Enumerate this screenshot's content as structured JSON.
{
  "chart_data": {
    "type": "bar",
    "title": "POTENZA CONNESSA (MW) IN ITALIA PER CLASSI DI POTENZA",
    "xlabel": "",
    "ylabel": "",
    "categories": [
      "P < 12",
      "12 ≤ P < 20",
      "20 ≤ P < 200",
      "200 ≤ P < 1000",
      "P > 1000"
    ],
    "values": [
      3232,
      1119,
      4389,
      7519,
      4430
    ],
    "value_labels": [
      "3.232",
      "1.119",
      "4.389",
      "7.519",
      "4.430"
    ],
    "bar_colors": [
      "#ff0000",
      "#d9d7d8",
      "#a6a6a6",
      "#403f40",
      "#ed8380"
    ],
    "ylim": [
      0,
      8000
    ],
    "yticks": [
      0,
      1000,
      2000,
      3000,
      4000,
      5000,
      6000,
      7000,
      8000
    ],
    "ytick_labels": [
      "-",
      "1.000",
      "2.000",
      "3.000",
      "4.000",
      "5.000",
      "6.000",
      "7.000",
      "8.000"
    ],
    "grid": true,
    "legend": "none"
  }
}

+ + + +

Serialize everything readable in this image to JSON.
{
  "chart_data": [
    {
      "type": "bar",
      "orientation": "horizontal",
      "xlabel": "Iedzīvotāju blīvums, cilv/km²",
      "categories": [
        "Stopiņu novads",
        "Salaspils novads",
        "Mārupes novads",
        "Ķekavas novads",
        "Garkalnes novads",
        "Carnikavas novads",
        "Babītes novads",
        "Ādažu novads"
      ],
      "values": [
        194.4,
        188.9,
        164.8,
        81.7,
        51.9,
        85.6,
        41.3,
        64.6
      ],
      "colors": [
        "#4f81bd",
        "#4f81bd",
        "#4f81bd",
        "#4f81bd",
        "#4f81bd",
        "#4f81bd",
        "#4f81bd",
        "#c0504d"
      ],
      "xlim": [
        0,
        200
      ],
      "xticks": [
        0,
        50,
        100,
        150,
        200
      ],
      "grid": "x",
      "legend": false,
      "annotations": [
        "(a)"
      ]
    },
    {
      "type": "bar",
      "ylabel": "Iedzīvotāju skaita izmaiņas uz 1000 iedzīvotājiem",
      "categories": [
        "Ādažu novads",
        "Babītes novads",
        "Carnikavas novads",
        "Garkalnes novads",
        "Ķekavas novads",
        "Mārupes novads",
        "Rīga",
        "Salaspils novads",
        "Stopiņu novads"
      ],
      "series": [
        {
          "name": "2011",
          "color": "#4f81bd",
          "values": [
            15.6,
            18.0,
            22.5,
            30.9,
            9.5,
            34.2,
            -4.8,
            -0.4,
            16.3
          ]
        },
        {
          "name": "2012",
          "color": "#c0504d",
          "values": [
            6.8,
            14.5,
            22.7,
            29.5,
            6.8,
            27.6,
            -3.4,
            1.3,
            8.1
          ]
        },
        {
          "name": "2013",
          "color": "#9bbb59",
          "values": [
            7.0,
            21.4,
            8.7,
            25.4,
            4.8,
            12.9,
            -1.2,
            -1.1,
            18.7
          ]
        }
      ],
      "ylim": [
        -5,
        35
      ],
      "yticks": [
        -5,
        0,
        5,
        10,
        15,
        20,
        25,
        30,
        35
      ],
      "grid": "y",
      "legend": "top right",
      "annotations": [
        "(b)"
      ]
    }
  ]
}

+ + + +

• _Task instructions_:
Identify the lines of the data that contain the word "legend". Copy each of them.

• _Solved exercise_:
    "legend": "none"
      "legend": false,
      "legend": "top right",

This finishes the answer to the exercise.